→ PROBLEM TO WORK ON
List, from the lines below, each one with "quem" in it.

→ DATA SUPPLIED
-- begin --

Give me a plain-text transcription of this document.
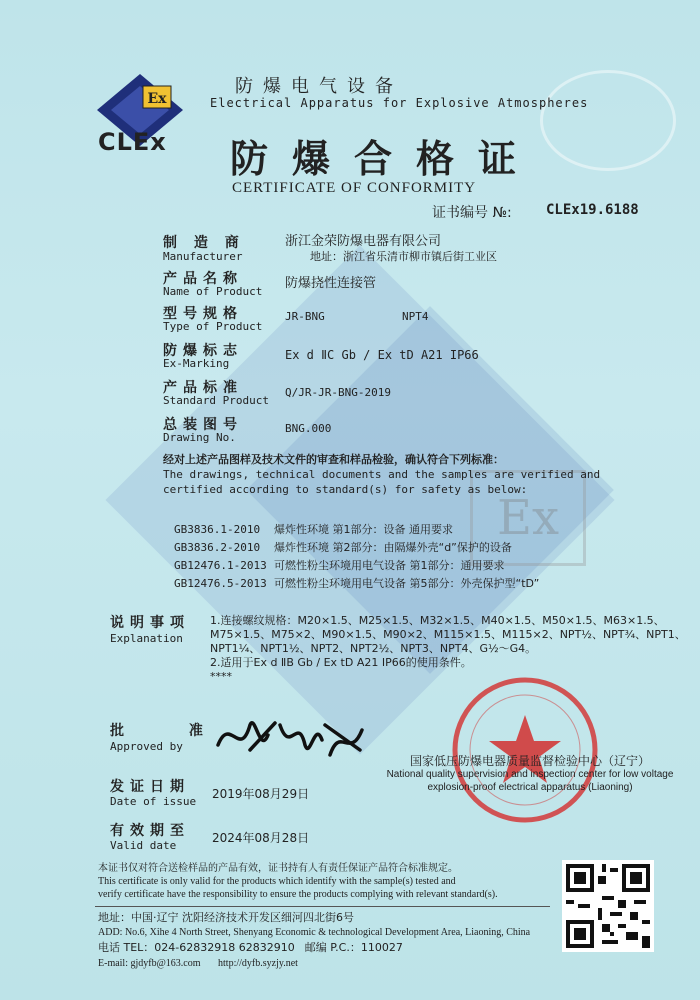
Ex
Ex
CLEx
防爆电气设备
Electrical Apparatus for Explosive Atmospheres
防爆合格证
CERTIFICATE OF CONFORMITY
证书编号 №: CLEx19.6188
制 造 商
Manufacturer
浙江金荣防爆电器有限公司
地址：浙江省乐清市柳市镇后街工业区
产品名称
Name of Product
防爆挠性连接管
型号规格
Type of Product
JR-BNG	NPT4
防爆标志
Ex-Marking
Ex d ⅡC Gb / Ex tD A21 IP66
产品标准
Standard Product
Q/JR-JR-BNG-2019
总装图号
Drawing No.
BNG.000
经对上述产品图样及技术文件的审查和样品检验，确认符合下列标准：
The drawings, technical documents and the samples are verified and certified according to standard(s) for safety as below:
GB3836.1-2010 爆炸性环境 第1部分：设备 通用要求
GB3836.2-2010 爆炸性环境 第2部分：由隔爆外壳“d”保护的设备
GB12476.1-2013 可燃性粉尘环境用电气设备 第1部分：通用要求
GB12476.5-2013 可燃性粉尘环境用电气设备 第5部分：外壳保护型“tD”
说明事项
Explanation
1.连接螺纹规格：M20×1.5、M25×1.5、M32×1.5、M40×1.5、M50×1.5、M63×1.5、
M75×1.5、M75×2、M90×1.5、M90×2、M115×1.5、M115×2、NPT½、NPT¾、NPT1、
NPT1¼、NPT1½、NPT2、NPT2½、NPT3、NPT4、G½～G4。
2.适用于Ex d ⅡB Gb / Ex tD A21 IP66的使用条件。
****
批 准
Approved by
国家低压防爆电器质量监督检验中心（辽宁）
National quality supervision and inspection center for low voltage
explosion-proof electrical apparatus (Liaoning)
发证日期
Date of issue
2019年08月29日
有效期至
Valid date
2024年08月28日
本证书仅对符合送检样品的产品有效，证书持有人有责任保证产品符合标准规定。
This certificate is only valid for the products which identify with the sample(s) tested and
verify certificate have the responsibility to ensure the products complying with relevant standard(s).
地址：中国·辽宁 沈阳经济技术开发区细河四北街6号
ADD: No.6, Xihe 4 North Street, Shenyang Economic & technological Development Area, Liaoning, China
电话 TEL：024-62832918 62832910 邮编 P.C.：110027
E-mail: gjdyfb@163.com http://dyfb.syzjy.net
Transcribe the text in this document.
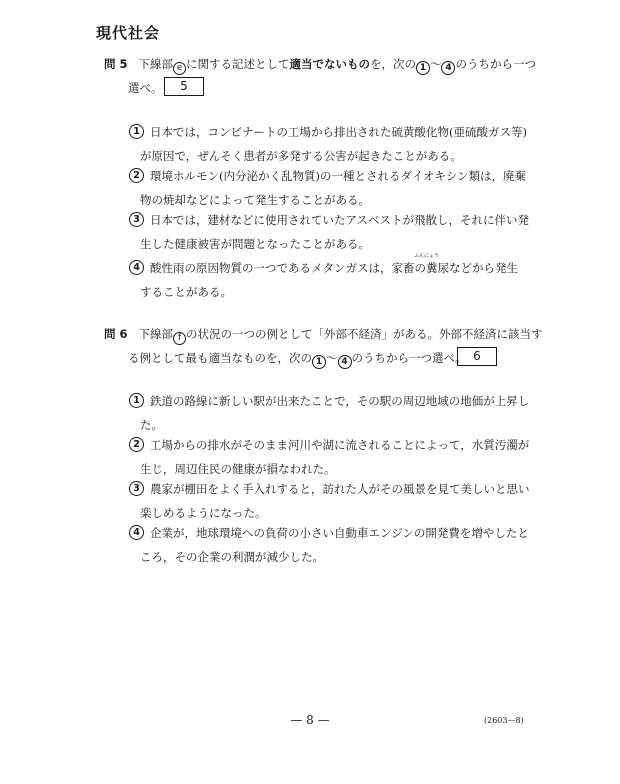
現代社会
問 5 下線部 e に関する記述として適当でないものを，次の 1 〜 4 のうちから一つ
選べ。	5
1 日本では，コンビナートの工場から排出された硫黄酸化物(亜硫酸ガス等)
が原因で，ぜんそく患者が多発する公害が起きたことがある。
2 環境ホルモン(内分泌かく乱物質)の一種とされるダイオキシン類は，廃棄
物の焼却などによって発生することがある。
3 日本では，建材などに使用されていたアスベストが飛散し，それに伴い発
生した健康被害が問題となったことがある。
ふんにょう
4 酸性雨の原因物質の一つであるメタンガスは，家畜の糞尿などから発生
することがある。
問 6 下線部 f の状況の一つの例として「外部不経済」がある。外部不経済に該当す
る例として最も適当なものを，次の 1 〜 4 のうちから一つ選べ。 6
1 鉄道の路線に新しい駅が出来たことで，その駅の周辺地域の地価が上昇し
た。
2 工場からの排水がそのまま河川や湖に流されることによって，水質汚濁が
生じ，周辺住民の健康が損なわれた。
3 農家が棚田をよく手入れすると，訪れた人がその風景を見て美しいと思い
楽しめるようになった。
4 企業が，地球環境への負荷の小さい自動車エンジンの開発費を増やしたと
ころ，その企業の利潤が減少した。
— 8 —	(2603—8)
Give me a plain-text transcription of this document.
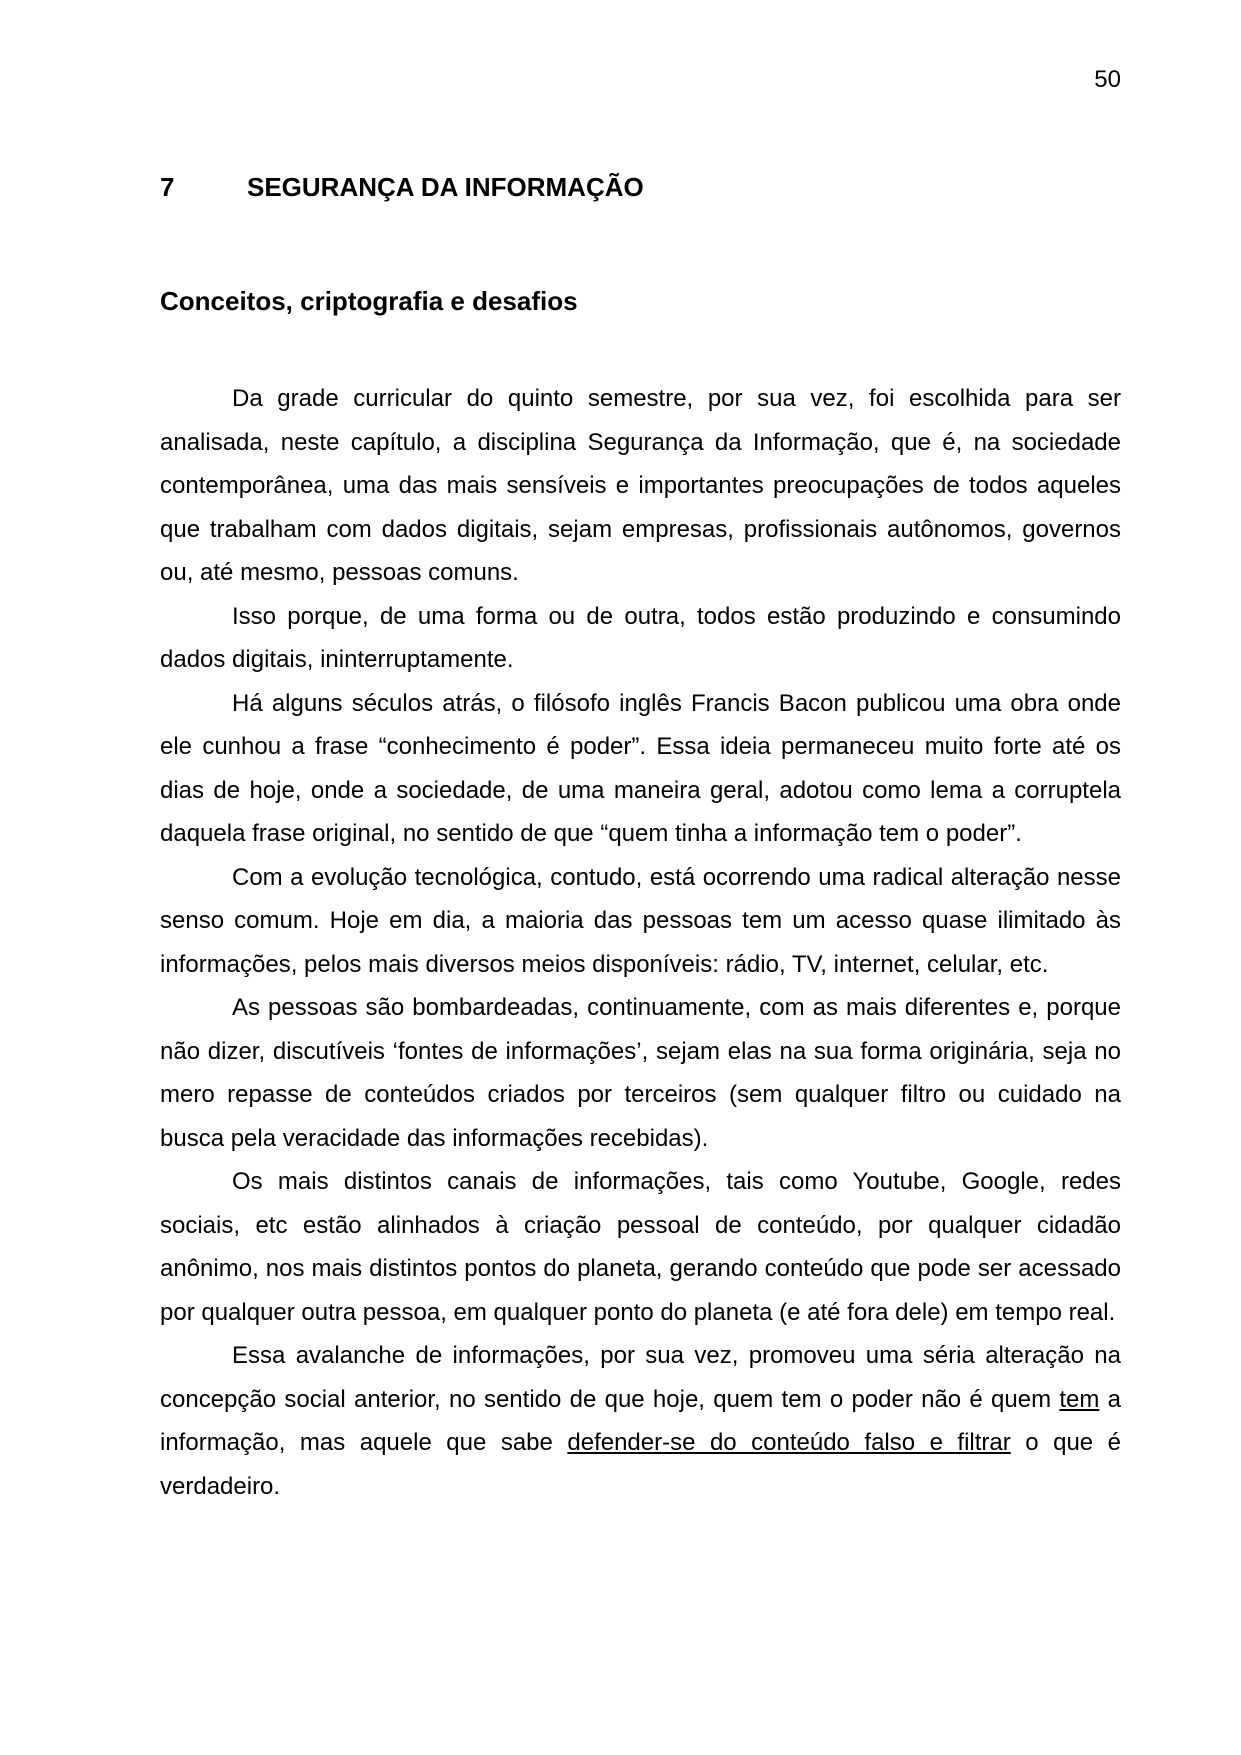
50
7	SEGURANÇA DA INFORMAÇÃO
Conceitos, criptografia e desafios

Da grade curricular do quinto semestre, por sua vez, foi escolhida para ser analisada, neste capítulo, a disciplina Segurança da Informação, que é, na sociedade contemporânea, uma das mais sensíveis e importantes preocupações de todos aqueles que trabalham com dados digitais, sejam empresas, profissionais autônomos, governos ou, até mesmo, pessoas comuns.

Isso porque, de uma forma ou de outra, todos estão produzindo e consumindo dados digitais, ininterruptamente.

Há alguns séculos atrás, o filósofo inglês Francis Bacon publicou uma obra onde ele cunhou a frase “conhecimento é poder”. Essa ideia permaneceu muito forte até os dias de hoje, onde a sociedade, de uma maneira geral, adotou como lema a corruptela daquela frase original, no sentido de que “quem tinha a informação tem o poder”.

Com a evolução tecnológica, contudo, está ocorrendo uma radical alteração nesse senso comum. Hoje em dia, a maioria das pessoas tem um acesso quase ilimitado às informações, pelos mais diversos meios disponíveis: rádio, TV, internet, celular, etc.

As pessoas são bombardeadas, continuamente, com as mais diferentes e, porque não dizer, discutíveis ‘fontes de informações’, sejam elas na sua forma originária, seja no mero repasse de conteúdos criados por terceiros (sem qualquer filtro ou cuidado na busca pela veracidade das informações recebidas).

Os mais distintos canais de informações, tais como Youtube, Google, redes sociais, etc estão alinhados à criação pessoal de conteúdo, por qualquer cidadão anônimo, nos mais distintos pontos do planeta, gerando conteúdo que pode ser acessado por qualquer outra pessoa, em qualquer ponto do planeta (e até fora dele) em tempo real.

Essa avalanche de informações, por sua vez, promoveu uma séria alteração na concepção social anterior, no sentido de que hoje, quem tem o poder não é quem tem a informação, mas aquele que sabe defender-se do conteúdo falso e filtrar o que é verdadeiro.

-- end --

→ SOLVED PROBLEM
Há alguns séculos atrás, o filósofo inglês Francis Bacon publicou uma obra onde ele cunhou a frase “conhecimento é poder”. Essa ideia permaneceu muito forte até os dias de hoje, onde a sociedade, de uma maneira geral, adotou como lema a corruptela daquela frase original, no sentido de que “quem tinha a informação tem o poder”.
Essa avalanche de informações, por sua vez, promoveu uma séria alteração na concepção social anterior, no sentido de que hoje, quem tem o poder não é quem tem a informação, mas aquele que sabe defender-se do conteúdo falso e filtrar o que é verdadeiro.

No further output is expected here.